GOAL = Go through the listing and set it down exactly, leaving out its pictures.
....
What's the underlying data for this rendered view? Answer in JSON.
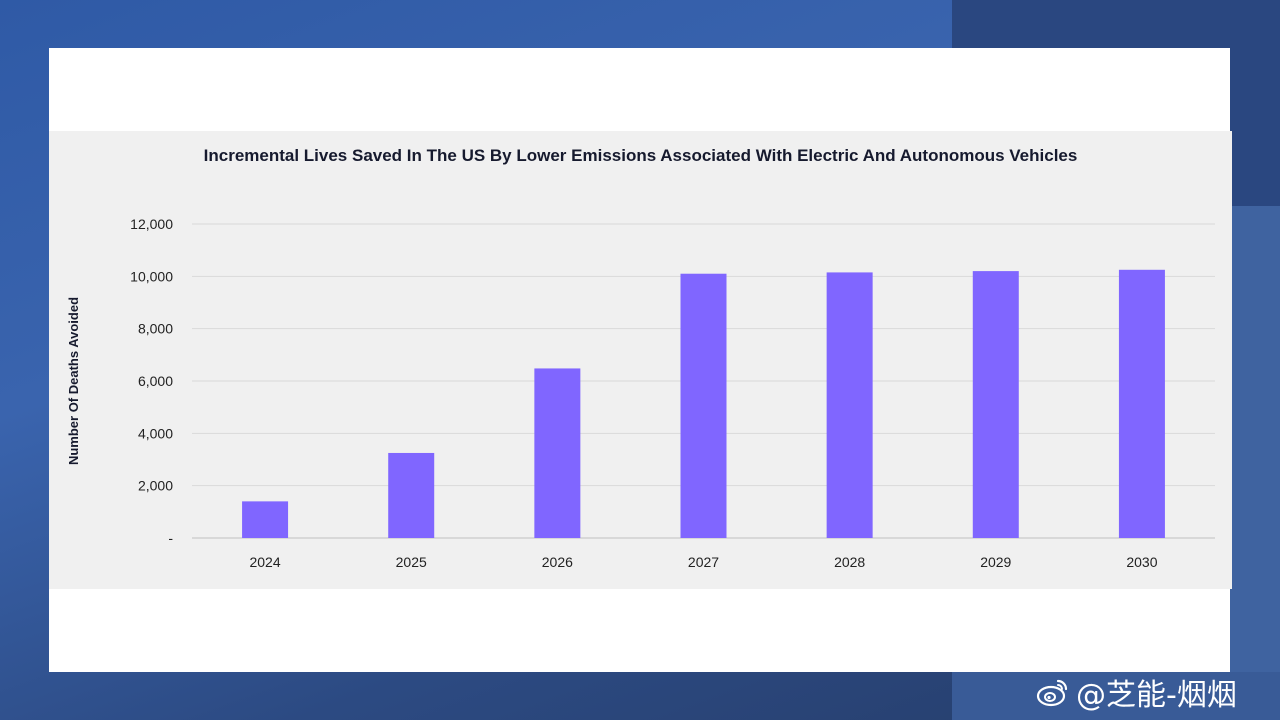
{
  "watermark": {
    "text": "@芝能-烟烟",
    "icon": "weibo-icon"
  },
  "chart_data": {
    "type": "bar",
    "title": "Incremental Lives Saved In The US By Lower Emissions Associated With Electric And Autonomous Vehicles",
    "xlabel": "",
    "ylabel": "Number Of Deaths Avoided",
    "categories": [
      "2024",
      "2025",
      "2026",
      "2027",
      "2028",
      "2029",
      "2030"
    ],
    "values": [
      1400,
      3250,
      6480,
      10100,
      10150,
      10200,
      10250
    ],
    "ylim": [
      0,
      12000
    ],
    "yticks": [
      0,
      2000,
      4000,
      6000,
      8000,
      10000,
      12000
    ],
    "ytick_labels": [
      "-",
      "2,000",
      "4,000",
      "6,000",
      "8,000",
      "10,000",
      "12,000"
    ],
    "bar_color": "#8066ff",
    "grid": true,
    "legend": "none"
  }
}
....
IN RESPONSE =
What's the underlying data for this rendered view? Answer in JSON.
{
  "watermark": {
    "text": "@芝能-烟烟",
    "icon": "weibo-icon"
  },
  "chart_data": {
    "type": "bar",
    "title": "Incremental Lives Saved In The US By Lower Emissions Associated With Electric And Autonomous Vehicles",
    "xlabel": "",
    "ylabel": "Number Of Deaths Avoided",
    "categories": [
      "2024",
      "2025",
      "2026",
      "2027",
      "2028",
      "2029",
      "2030"
    ],
    "values": [
      1400,
      3250,
      6480,
      10100,
      10150,
      10200,
      10250
    ],
    "ylim": [
      0,
      12000
    ],
    "yticks": [
      0,
      2000,
      4000,
      6000,
      8000,
      10000,
      12000
    ],
    "ytick_labels": [
      "-",
      "2,000",
      "4,000",
      "6,000",
      "8,000",
      "10,000",
      "12,000"
    ],
    "bar_color": "#8066ff",
    "grid": true,
    "legend": "none"
  }
}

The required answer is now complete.